Eine ähnlich anreizhemmende Leistungskumulation beobachten die Autoren in der Sozialhilfe, wenn Familien situationsbedingte Leistungen geltend machen können. Dadurch können sie gegenüber anderen Familien in bescheidenen Verhältnissen ohne Sozialhilfeanspruch bessergestellt werden. Je mehr Kinder eine Familie hat, umso grösser die Diskrepanz, was sich weiter auf den Umfang des Schwelleneffekts beim Ein- und Austritt auswirkt.
Reformansätze:
Erwerbsanreize für IV-Rentenbeziehende stärken (in Kombination mit EL): Einführung eines stufenlosen IV-Rentensystems; Senkung IV-Kinderrenten; Senkung EL-Kinderpauschale oder EL-Plafonierung; Senkung EL-Grundbedarf und höhere Einkommensfreibeträge; EL besteuern.
Erwerbsanreize bei Sozialhilfebezug stärken: situationsbedingte Leistungen reduzieren; Schwelleneffekte beim Ein- und Austritt korrigieren.
Zweitverdiener (Mütter)
Aus der Behandlung der Zweitverdiener in der AHV resultiert eine Reihe ungünstiger Anreizwirkungen: Nichterwerbstätige Ehegatten sind von der AHV-Beitragspflicht befreit, das Einkommenssplitting setzt die für Ehepaare erreichbare AHV-Rente auf höchstens 150 Prozent der Maximalrente fest und die Erziehungsgutschriften werden unabhängig der Anzahl an Kindern im Haushalt ausbezahlt. Weitere Indizien für eine partielle Zementierung traditioneller Rollenmuster in den Sozialwerken liefern die Familienzulagen, die das intensive Arbeitsangebot der Mütter reduzieren können. (Das intensive Arbeitsangebot misst die Veränderung in der Anzahl der Arbeitsstunden, also in der Arbeitsintensität der Erwerbstätigen.)
Reformansätze:
Erwerbsanreize im Zusammenhang mit der AHV stärken: Einschränkungen beim praktizierten Einkommenssplitting; Erziehungsgutschriften an die Anzahl Kinder binden.

DATENAUSZUG:

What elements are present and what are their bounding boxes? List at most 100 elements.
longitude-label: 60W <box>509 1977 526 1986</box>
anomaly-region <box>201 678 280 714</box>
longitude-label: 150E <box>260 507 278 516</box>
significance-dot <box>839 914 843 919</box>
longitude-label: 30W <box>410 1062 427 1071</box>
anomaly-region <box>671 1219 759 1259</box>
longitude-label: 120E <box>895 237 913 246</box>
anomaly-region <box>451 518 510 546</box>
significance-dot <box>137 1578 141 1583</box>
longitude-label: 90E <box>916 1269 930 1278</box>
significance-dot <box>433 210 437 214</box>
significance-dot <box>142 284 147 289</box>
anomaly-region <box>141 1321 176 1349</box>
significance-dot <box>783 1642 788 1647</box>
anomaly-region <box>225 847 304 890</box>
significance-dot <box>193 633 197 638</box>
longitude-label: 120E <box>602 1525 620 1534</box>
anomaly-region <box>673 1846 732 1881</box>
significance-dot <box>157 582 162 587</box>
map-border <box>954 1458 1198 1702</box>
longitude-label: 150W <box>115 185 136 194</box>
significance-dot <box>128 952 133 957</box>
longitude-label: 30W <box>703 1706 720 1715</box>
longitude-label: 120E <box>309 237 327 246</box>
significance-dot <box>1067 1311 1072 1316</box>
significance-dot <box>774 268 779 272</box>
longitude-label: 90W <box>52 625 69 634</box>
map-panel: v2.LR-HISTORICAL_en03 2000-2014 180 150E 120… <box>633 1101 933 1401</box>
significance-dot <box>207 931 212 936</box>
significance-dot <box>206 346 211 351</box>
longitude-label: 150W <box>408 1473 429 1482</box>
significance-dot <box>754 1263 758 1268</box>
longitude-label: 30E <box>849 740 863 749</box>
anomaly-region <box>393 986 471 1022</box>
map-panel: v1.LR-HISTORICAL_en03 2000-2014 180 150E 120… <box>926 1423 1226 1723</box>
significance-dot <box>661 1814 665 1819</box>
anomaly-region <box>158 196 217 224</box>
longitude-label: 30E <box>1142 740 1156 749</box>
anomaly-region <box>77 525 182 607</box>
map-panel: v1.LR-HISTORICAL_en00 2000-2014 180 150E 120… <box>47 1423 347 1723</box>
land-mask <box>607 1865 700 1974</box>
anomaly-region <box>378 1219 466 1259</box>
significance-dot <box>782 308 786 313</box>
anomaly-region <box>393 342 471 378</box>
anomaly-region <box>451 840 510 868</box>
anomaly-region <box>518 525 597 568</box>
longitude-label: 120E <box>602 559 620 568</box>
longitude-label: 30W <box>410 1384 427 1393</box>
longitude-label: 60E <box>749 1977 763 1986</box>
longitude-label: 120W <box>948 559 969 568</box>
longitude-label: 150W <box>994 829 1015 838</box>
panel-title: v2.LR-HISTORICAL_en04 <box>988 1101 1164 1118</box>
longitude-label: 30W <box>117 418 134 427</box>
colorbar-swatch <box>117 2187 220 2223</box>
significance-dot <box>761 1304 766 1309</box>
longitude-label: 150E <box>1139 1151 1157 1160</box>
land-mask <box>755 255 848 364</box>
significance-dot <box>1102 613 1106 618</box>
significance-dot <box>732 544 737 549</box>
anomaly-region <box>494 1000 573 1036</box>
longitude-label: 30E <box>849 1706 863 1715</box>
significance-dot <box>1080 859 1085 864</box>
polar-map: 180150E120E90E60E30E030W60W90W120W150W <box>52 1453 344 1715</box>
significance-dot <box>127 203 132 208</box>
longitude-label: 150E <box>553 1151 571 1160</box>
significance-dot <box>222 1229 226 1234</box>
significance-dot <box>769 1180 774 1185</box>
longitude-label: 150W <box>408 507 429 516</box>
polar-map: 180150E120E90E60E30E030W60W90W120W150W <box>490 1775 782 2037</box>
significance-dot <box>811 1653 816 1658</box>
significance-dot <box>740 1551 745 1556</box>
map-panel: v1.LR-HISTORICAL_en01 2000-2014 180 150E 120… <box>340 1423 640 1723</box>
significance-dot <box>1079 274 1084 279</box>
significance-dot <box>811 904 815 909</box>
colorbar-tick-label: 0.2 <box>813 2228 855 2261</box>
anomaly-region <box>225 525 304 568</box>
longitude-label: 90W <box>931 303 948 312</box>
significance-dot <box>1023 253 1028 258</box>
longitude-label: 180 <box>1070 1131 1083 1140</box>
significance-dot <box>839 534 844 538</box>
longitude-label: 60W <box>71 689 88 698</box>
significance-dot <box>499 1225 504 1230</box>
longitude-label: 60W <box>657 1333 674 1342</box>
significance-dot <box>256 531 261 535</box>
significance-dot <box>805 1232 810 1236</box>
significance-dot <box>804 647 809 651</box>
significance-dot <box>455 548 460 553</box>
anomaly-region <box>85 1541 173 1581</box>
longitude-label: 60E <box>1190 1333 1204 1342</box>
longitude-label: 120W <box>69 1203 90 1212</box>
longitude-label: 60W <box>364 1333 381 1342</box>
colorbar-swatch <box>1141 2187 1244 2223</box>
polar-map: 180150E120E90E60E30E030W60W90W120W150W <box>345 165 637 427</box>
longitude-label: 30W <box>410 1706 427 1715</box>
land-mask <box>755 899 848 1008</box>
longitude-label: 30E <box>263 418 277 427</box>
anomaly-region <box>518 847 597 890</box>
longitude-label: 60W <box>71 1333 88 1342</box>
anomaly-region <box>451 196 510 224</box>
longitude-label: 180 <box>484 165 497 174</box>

AUFGABE: Kopieren Sie bitte aus dem Seitentext über Erwerbsanreize in den Sozialwerken den Abschnitt, der mit „Erwerbsanreize bei Sozialhilfebezug“ beginnt und mit „Arbeitsintensität der Erwerbstätigen.)“ endet.

RICHTIGE ANTWORT:
Erwerbsanreize bei Sozialhilfebezug stärken: situationsbedingte Leistungen reduzieren; Schwelleneffekte beim Ein- und Austritt korrigieren.
Zweitverdiener (Mütter)
Aus der Behandlung der Zweitverdiener in der AHV resultiert eine Reihe ungünstiger Anreizwirkungen: Nichterwerbstätige Ehegatten sind von der AHV-Beitragspflicht befreit, das Einkommenssplitting setzt die für Ehepaare erreichbare AHV-Rente auf höchstens 150 Prozent der Maximalrente fest und die Erziehungsgutschriften werden unabhängig der Anzahl an Kindern im Haushalt ausbezahlt. Weitere Indizien für eine partielle Zementierung traditioneller Rollenmuster in den Sozialwerken liefern die Familienzulagen, die das intensive Arbeitsangebot der Mütter reduzieren können. (Das intensive Arbeitsangebot misst die Veränderung in der Anzahl der Arbeitsstunden, also in der Arbeitsintensität der Erwerbstätigen.)